• **Items**:
((

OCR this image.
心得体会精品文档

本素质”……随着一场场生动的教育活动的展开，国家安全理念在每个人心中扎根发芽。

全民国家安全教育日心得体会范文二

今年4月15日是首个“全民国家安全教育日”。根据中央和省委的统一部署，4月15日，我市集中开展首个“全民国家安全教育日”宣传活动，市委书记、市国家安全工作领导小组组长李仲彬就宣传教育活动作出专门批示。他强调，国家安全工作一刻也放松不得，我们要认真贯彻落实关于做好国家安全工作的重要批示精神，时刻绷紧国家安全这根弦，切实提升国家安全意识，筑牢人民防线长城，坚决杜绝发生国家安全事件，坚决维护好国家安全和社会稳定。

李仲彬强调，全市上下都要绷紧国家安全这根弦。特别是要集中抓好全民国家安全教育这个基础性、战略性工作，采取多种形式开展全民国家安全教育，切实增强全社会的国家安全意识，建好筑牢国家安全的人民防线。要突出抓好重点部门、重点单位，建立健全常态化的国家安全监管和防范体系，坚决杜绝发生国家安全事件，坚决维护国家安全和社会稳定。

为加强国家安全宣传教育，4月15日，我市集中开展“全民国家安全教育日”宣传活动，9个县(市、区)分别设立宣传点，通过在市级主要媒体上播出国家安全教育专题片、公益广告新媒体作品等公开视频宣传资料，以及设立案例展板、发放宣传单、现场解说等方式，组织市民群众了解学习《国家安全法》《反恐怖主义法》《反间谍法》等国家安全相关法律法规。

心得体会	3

))

Transcribe all of the material exactly. Omit nothing.

• **Written response**:
OCR this image.
心得体会精品文档

本素质”……随着一场场生动的教育活动的展开，国家安全理念在每个人心中扎根发芽。

全民国家安全教育日心得体会范文二

今年4月15日是首个“全民国家安全教育日”。根据中央和省委的统一部署，4月15日，我市集中开展首个“全民国家安全教育日”宣传活动，市委书记、市国家安全工作领导小组组长李仲彬就宣传教育活动作出专门批示。他强调，国家安全工作一刻也放松不得，我们要认真贯彻落实关于做好国家安全工作的重要批示精神，时刻绷紧国家安全这根弦，切实提升国家安全意识，筑牢人民防线长城，坚决杜绝发生国家安全事件，坚决维护好国家安全和社会稳定。

李仲彬强调，全市上下都要绷紧国家安全这根弦。特别是要集中抓好全民国家安全教育这个基础性、战略性工作，采取多种形式开展全民国家安全教育，切实增强全社会的国家安全意识，建好筑牢国家安全的人民防线。要突出抓好重点部门、重点单位，建立健全常态化的国家安全监管和防范体系，坚决杜绝发生国家安全事件，坚决维护国家安全和社会稳定。

为加强国家安全宣传教育，4月15日，我市集中开展“全民国家安全教育日”宣传活动，9个县(市、区)分别设立宣传点，通过在市级主要媒体上播出国家安全教育专题片、公益广告新媒体作品等公开视频宣传资料，以及设立案例展板、发放宣传单、现场解说等方式，组织市民群众了解学习《国家安全法》《反恐怖主义法》《反间谍法》等国家安全相关法律法规。

心得体会	3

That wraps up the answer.